DIRECTION:
Below is a block of records; return all of them exactly, but without the images.

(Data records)
□ □ □ □ □
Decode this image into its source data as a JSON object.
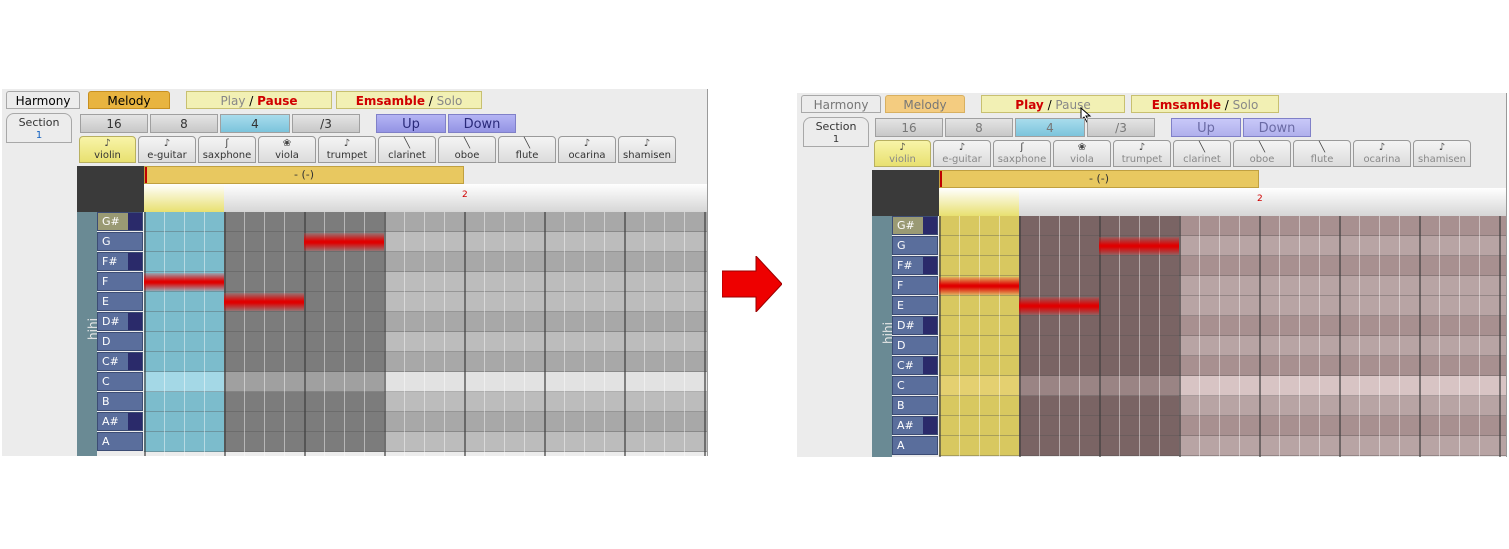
{
  "tabs": {
    "harmony": "Harmony",
    "melody": "Melody"
  },
  "play": {
    "play": "Play",
    "slash": " / ",
    "pause": "Pause"
  },
  "ensemble": {
    "ensemble": "Emsamble",
    "slash": " / ",
    "solo": "Solo"
  },
  "section": {
    "label": "Section",
    "value": "1"
  },
  "divisions": [
    "16",
    "8",
    "4",
    "/3"
  ],
  "nav": {
    "up": "Up",
    "down": "Down"
  },
  "instruments": [
    "violin",
    "e-guitar",
    "saxphone",
    "viola",
    "trumpet",
    "clarinet",
    "oboe",
    "flute",
    "ocarina",
    "shamisen"
  ],
  "icons": [
    "violin-icon",
    "guitar-icon",
    "saxophone-icon",
    "viola-icon",
    "trumpet-icon",
    "clarinet-icon",
    "oboe-icon",
    "flute-icon",
    "ocarina-icon",
    "shamisen-icon"
  ],
  "sequence_label": "- (-)",
  "ruler_mark": "2",
  "track_name": "hihi",
  "keys": [
    "G#",
    "G",
    "F#",
    "F",
    "E",
    "D#",
    "D",
    "C#",
    "C",
    "B",
    "A#",
    "A"
  ],
  "notes": [
    {
      "key": "F",
      "start_step": 0,
      "length_steps": 4
    },
    {
      "key": "E",
      "start_step": 4,
      "length_steps": 4
    },
    {
      "key": "G",
      "start_step": 8,
      "length_steps": 4
    }
  ],
  "colors": {
    "before_highlight_column": "#7cbccc",
    "after_highlight_column": "#d8c860",
    "after_tint": "#7a6464",
    "note": "#e00000",
    "arrow": "#ee0000"
  },
  "state_before": {
    "selected_division": "4",
    "selected_instrument": "violin"
  },
  "state_after": {
    "selected_division": "4",
    "selected_instrument": "violin"
  }
}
□ □ □ □ □
OUTPUT FOR THIS EXERCISE:
Decode this image into its source data as a JSON object.
{
  "tabs": {
    "harmony": "Harmony",
    "melody": "Melody"
  },
  "play": {
    "play": "Play",
    "slash": " / ",
    "pause": "Pause"
  },
  "ensemble": {
    "ensemble": "Emsamble",
    "slash": " / ",
    "solo": "Solo"
  },
  "section": {
    "label": "Section",
    "value": "1"
  },
  "divisions": [
    "16",
    "8",
    "4",
    "/3"
  ],
  "nav": {
    "up": "Up",
    "down": "Down"
  },
  "instruments": [
    "violin",
    "e-guitar",
    "saxphone",
    "viola",
    "trumpet",
    "clarinet",
    "oboe",
    "flute",
    "ocarina",
    "shamisen"
  ],
  "icons": [
    "violin-icon",
    "guitar-icon",
    "saxophone-icon",
    "viola-icon",
    "trumpet-icon",
    "clarinet-icon",
    "oboe-icon",
    "flute-icon",
    "ocarina-icon",
    "shamisen-icon"
  ],
  "sequence_label": "- (-)",
  "ruler_mark": "2",
  "track_name": "hihi",
  "keys": [
    "G#",
    "G",
    "F#",
    "F",
    "E",
    "D#",
    "D",
    "C#",
    "C",
    "B",
    "A#",
    "A"
  ],
  "notes": [
    {
      "key": "F",
      "start_step": 0,
      "length_steps": 4
    },
    {
      "key": "E",
      "start_step": 4,
      "length_steps": 4
    },
    {
      "key": "G",
      "start_step": 8,
      "length_steps": 4
    }
  ],
  "colors": {
    "before_highlight_column": "#7cbccc",
    "after_highlight_column": "#d8c860",
    "after_tint": "#7a6464",
    "note": "#e00000",
    "arrow": "#ee0000"
  },
  "state_before": {
    "selected_division": "4",
    "selected_instrument": "violin"
  },
  "state_after": {
    "selected_division": "4",
    "selected_instrument": "violin"
  }
}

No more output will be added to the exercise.